## [PROVIDED DATA]

__________________________________________________

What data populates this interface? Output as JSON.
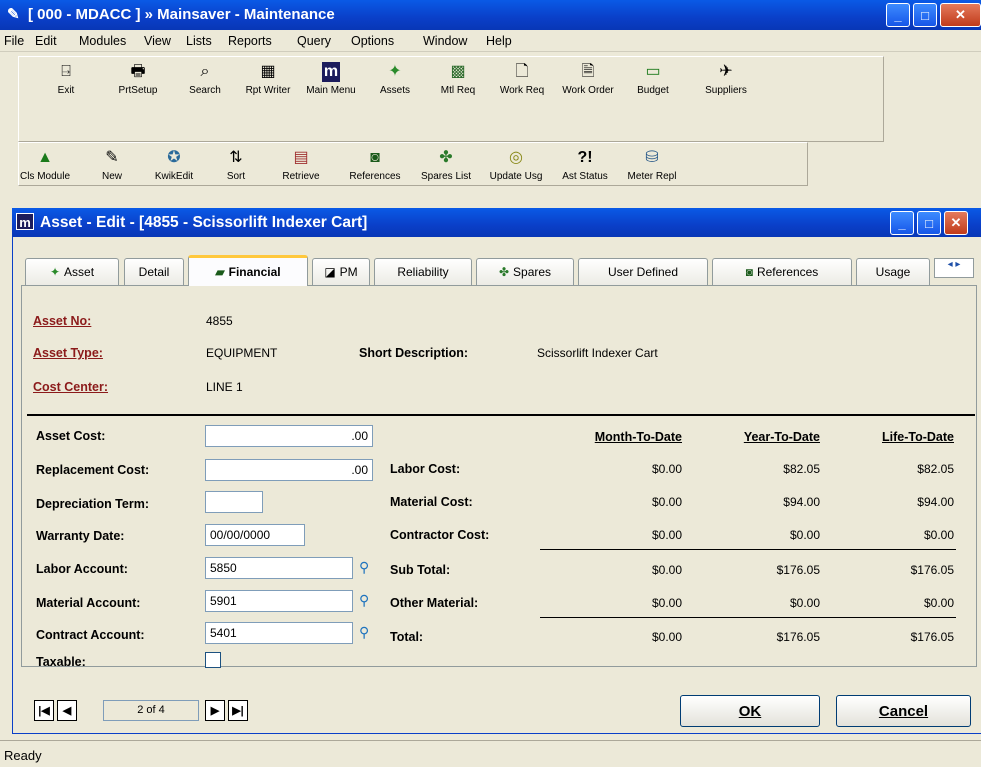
{
  "app": {
    "title": "[ 000 - MDACC ] » Mainsaver - Maintenance",
    "menus": [
      "File",
      "Edit",
      "Modules",
      "View",
      "Lists",
      "Reports",
      "Query",
      "Options",
      "Window",
      "Help"
    ]
  },
  "toolbar1": [
    {
      "label": "Exit",
      "icon": "exit-icon",
      "glyph": "⍈"
    },
    {
      "label": "PrtSetup",
      "icon": "printer-icon",
      "glyph": "🖶"
    },
    {
      "label": "Search",
      "icon": "binoculars-icon",
      "glyph": "⌕"
    },
    {
      "label": "Rpt Writer",
      "icon": "report-icon",
      "glyph": "▦"
    },
    {
      "label": "Main Menu",
      "icon": "main-menu-icon",
      "glyph": "m"
    },
    {
      "label": "Assets",
      "icon": "assets-icon",
      "glyph": "✦"
    },
    {
      "label": "Mtl Req",
      "icon": "material-request-icon",
      "glyph": "▩"
    },
    {
      "label": "Work Req",
      "icon": "work-request-icon",
      "glyph": "🗋"
    },
    {
      "label": "Work Order",
      "icon": "work-order-icon",
      "glyph": "🗎"
    },
    {
      "label": "Budget",
      "icon": "budget-icon",
      "glyph": "▭"
    },
    {
      "label": "Suppliers",
      "icon": "suppliers-icon",
      "glyph": "✈"
    }
  ],
  "toolbar2": [
    {
      "label": "Cls Module",
      "icon": "close-module-icon",
      "glyph": "▲"
    },
    {
      "label": "New",
      "icon": "new-icon",
      "glyph": "✎"
    },
    {
      "label": "KwikEdit",
      "icon": "kwikedit-icon",
      "glyph": "✪"
    },
    {
      "label": "Sort",
      "icon": "sort-icon",
      "glyph": "⇅"
    },
    {
      "label": "Retrieve",
      "icon": "retrieve-icon",
      "glyph": "▤"
    },
    {
      "label": "References",
      "icon": "references-icon",
      "glyph": "◙"
    },
    {
      "label": "Spares List",
      "icon": "spares-list-icon",
      "glyph": "✤"
    },
    {
      "label": "Update Usg",
      "icon": "update-usage-icon",
      "glyph": "◎"
    },
    {
      "label": "Ast Status",
      "icon": "asset-status-icon",
      "glyph": "?!"
    },
    {
      "label": "Meter Repl",
      "icon": "meter-replace-icon",
      "glyph": "⛁"
    }
  ],
  "child": {
    "title": "Asset - Edit - [4855 - Scissorlift Indexer Cart]",
    "logo": "m"
  },
  "tabs": [
    {
      "label": "Asset",
      "icon": "asset-tab-icon",
      "glyph": "✦"
    },
    {
      "label": "Detail",
      "icon": "",
      "glyph": ""
    },
    {
      "label": "Financial",
      "icon": "financial-tab-icon",
      "glyph": "▰"
    },
    {
      "label": "PM",
      "icon": "pm-tab-icon",
      "glyph": "◪"
    },
    {
      "label": "Reliability",
      "icon": "",
      "glyph": ""
    },
    {
      "label": "Spares",
      "icon": "spares-tab-icon",
      "glyph": "✤"
    },
    {
      "label": "User Defined",
      "icon": "",
      "glyph": ""
    },
    {
      "label": "References",
      "icon": "references-tab-icon",
      "glyph": "◙"
    },
    {
      "label": "Usage",
      "icon": "",
      "glyph": ""
    }
  ],
  "header": {
    "asset_no_label": "Asset No:",
    "asset_no": "4855",
    "asset_type_label": "Asset Type:",
    "asset_type": "EQUIPMENT",
    "short_desc_label": "Short Description:",
    "short_desc": "Scissorlift Indexer Cart",
    "cost_center_label": "Cost Center:",
    "cost_center": "LINE 1"
  },
  "fields": {
    "asset_cost_label": "Asset Cost:",
    "asset_cost": ".00",
    "replacement_cost_label": "Replacement Cost:",
    "replacement_cost": ".00",
    "depreciation_term_label": "Depreciation Term:",
    "depreciation_term": "",
    "warranty_date_label": "Warranty Date:",
    "warranty_date": "00/00/0000",
    "labor_account_label": "Labor Account:",
    "labor_account": "5850",
    "material_account_label": "Material Account:",
    "material_account": "5901",
    "contract_account_label": "Contract Account:",
    "contract_account": "5401",
    "taxable_label": "Taxable:"
  },
  "costs": {
    "columns": [
      "Month-To-Date",
      "Year-To-Date",
      "Life-To-Date"
    ],
    "rows": [
      {
        "label": "Labor Cost:",
        "values": [
          "$0.00",
          "$82.05",
          "$82.05"
        ]
      },
      {
        "label": "Material Cost:",
        "values": [
          "$0.00",
          "$94.00",
          "$94.00"
        ]
      },
      {
        "label": "Contractor Cost:",
        "values": [
          "$0.00",
          "$0.00",
          "$0.00"
        ]
      },
      {
        "label": "Sub Total:",
        "values": [
          "$0.00",
          "$176.05",
          "$176.05"
        ]
      },
      {
        "label": "Other Material:",
        "values": [
          "$0.00",
          "$0.00",
          "$0.00"
        ]
      },
      {
        "label": "Total:",
        "values": [
          "$0.00",
          "$176.05",
          "$176.05"
        ]
      }
    ]
  },
  "nav": {
    "record": "2 of 4"
  },
  "buttons": {
    "ok": "OK",
    "cancel": "Cancel"
  },
  "status": "Ready"
}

__________________________________________________

## [DIRECTION]
Of the lines in the entries above, how many include "request"? Only the number should be given.

## [WORKED ANSWER]
2